• WHAT YOU NEED TO DO:
Take the entries below and reproduce them word for word.

• RECORDS FOR THE EXERCISE:
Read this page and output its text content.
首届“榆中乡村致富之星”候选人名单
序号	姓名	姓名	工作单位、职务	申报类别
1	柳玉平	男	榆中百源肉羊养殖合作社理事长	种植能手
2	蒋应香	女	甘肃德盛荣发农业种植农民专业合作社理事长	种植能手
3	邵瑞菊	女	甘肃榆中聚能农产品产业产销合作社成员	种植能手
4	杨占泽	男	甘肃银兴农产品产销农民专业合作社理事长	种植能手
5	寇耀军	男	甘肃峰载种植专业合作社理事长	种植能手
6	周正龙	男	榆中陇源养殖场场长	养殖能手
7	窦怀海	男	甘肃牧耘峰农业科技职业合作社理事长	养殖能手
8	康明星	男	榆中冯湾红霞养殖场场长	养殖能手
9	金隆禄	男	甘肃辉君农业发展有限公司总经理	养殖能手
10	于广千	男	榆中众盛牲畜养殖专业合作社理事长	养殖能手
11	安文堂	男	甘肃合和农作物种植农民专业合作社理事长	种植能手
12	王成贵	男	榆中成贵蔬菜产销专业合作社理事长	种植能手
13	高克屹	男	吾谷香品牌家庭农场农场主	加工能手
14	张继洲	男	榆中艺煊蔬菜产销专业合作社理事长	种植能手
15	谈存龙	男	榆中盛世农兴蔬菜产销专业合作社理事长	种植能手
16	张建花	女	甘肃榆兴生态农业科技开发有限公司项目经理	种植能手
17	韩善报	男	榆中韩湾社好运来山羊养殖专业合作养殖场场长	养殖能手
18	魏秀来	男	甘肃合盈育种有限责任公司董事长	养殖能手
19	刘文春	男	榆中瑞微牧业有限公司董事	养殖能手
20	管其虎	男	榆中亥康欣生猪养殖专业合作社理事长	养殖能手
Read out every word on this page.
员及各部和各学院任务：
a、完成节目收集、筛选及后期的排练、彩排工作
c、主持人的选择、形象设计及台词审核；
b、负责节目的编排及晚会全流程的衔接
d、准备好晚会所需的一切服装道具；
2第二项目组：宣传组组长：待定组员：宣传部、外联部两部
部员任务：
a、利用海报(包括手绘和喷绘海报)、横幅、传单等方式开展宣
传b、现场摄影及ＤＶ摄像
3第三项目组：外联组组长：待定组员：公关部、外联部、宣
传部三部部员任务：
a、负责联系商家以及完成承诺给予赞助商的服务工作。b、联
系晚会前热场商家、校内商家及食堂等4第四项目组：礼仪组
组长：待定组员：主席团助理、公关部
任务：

• FINAL RESULT:
Read this page and output its text content.
首届“榆中乡村致富之星”候选人名单
序号	姓名	姓名	工作单位、职务	申报类别
1	柳玉平	男	榆中百源肉羊养殖合作社理事长	种植能手
2	蒋应香	女	甘肃德盛荣发农业种植农民专业合作社理事长	种植能手
3	邵瑞菊	女	甘肃榆中聚能农产品产业产销合作社成员	种植能手
4	杨占泽	男	甘肃银兴农产品产销农民专业合作社理事长	种植能手
5	寇耀军	男	甘肃峰载种植专业合作社理事长	种植能手
6	周正龙	男	榆中陇源养殖场场长	养殖能手
7	窦怀海	男	甘肃牧耘峰农业科技职业合作社理事长	养殖能手
8	康明星	男	榆中冯湾红霞养殖场场长	养殖能手
9	金隆禄	男	甘肃辉君农业发展有限公司总经理	养殖能手
10	于广千	男	榆中众盛牲畜养殖专业合作社理事长	养殖能手
11	安文堂	男	甘肃合和农作物种植农民专业合作社理事长	种植能手
12	王成贵	男	榆中成贵蔬菜产销专业合作社理事长	种植能手
13	高克屹	男	吾谷香品牌家庭农场农场主	加工能手
14	张继洲	男	榆中艺煊蔬菜产销专业合作社理事长	种植能手
15	谈存龙	男	榆中盛世农兴蔬菜产销专业合作社理事长	种植能手
16	张建花	女	甘肃榆兴生态农业科技开发有限公司项目经理	种植能手
17	韩善报	男	榆中韩湾社好运来山羊养殖专业合作养殖场场长	养殖能手
18	魏秀来	男	甘肃合盈育种有限责任公司董事长	养殖能手
19	刘文春	男	榆中瑞微牧业有限公司董事	养殖能手
20	管其虎	男	榆中亥康欣生猪养殖专业合作社理事长	养殖能手
Read out every word on this page.
员及各部和各学院任务：
a、完成节目收集、筛选及后期的排练、彩排工作
c、主持人的选择、形象设计及台词审核；
b、负责节目的编排及晚会全流程的衔接
d、准备好晚会所需的一切服装道具；
2第二项目组：宣传组组长：待定组员：宣传部、外联部两部
部员任务：
a、利用海报(包括手绘和喷绘海报)、横幅、传单等方式开展宣
传b、现场摄影及ＤＶ摄像
3第三项目组：外联组组长：待定组员：公关部、外联部、宣
传部三部部员任务：
a、负责联系商家以及完成承诺给予赞助商的服务工作。b、联
系晚会前热场商家、校内商家及食堂等4第四项目组：礼仪组
组长：待定组员：主席团助理、公关部
任务：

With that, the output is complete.